Can you transcribe every entry word for word, skipping the images?

[Some records]

────────────────

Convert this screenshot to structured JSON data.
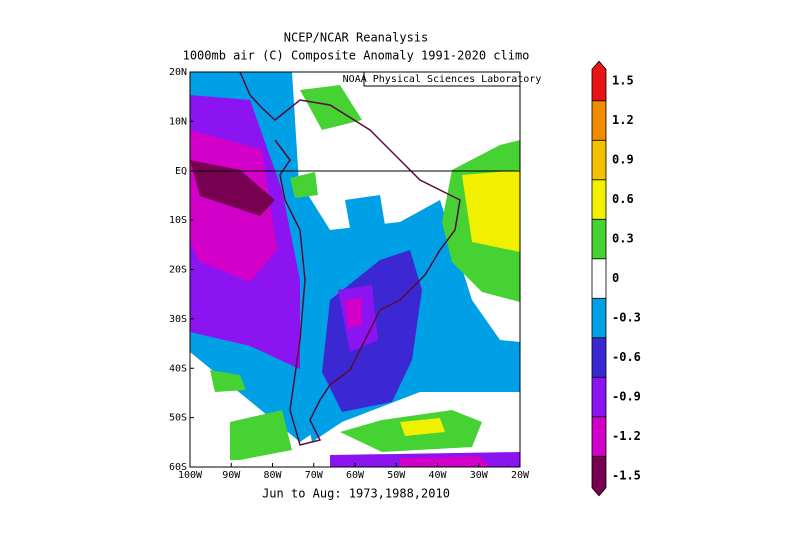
{
  "title": "NCEP/NCAR Reanalysis",
  "subtitle": "1000mb air (C) Composite Anomaly 1991-2020 climo",
  "credit": "NOAA Physical Sciences Laboratory",
  "caption": "Jun to Aug: 1973,1988,2010",
  "map": {
    "lon_labels": [
      "100W",
      "90W",
      "80W",
      "70W",
      "60W",
      "50W",
      "40W",
      "30W",
      "20W"
    ],
    "lat_labels": [
      "20N",
      "10N",
      "EQ",
      "10S",
      "20S",
      "30S",
      "40S",
      "50S",
      "60S"
    ]
  },
  "colorbar": {
    "levels": [
      -1.5,
      -1.2,
      -0.9,
      -0.6,
      -0.3,
      0,
      0.3,
      0.6,
      0.9,
      1.2,
      1.5
    ],
    "colors": [
      "#780050",
      "#d200c8",
      "#8c14f0",
      "#3c28d2",
      "#00a0e6",
      "#ffffff",
      "#46d232",
      "#f0f000",
      "#f5c000",
      "#f08c00",
      "#e81414"
    ]
  }
}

────────────────

▶ [PROBLEM SOLUTION]:
Convert this screenshot to structured JSON data.
{
  "title": "NCEP/NCAR Reanalysis",
  "subtitle": "1000mb air (C) Composite Anomaly 1991-2020 climo",
  "credit": "NOAA Physical Sciences Laboratory",
  "caption": "Jun to Aug: 1973,1988,2010",
  "map": {
    "lon_labels": [
      "100W",
      "90W",
      "80W",
      "70W",
      "60W",
      "50W",
      "40W",
      "30W",
      "20W"
    ],
    "lat_labels": [
      "20N",
      "10N",
      "EQ",
      "10S",
      "20S",
      "30S",
      "40S",
      "50S",
      "60S"
    ]
  },
  "colorbar": {
    "levels": [
      -1.5,
      -1.2,
      -0.9,
      -0.6,
      -0.3,
      0,
      0.3,
      0.6,
      0.9,
      1.2,
      1.5
    ],
    "colors": [
      "#780050",
      "#d200c8",
      "#8c14f0",
      "#3c28d2",
      "#00a0e6",
      "#ffffff",
      "#46d232",
      "#f0f000",
      "#f5c000",
      "#f08c00",
      "#e81414"
    ]
  }
}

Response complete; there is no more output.